▸ **TO BE DONE**: From the listing below, work out how many lines contain "liquid". Reply with that number only.

[Records from a collection of figures]
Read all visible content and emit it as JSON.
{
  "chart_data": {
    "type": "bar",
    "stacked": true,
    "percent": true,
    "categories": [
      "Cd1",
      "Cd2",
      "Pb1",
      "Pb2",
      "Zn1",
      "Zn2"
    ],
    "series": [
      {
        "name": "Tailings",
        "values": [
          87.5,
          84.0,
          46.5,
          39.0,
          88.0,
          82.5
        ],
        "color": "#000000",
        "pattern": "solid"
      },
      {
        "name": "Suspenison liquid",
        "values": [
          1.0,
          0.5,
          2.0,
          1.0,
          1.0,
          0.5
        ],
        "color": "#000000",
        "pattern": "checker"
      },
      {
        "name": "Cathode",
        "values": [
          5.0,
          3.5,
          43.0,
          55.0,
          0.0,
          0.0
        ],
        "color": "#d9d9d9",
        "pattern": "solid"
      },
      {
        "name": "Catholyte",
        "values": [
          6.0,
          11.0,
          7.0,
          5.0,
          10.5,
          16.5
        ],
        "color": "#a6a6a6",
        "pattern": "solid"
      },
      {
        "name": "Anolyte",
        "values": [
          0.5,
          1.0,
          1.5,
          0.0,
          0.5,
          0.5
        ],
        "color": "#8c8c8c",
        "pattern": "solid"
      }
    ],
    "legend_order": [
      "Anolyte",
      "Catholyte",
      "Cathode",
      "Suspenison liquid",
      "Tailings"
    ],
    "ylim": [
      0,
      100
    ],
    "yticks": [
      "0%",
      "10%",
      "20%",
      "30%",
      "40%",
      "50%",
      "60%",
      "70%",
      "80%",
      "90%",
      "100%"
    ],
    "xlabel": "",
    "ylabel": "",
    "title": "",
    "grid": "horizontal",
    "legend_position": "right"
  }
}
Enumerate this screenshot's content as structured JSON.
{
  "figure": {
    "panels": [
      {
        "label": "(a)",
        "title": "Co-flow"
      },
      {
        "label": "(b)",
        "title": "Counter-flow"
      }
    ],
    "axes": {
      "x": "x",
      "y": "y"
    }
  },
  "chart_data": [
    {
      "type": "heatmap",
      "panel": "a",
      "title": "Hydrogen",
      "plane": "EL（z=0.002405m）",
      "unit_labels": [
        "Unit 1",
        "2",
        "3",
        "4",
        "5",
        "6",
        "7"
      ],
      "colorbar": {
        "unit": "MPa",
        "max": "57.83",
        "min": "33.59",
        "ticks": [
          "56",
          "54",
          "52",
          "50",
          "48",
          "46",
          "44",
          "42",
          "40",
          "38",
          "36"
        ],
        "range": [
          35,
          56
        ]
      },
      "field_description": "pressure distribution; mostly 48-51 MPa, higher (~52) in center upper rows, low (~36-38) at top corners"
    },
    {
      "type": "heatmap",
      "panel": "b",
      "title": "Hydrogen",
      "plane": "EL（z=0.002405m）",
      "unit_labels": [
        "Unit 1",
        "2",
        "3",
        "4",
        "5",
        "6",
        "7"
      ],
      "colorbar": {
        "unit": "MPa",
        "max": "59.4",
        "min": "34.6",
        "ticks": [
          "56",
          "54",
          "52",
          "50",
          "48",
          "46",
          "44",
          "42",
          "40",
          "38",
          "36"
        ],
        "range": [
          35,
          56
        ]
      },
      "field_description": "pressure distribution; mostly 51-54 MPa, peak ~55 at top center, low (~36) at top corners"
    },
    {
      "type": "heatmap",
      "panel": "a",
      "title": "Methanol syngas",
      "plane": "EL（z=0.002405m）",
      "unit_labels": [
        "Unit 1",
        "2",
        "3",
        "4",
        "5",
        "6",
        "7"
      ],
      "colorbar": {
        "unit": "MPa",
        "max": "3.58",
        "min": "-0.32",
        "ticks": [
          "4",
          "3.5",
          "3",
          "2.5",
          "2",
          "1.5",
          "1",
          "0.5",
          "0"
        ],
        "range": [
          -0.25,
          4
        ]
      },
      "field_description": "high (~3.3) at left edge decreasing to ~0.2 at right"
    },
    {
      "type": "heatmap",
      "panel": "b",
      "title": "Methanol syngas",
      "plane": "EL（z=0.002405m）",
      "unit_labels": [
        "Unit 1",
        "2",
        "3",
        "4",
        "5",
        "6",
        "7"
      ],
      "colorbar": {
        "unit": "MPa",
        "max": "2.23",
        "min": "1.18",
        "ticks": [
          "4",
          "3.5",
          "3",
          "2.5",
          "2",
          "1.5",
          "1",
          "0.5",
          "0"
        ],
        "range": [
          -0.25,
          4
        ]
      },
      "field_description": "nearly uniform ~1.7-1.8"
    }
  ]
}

▸ **RESPONSE**: 2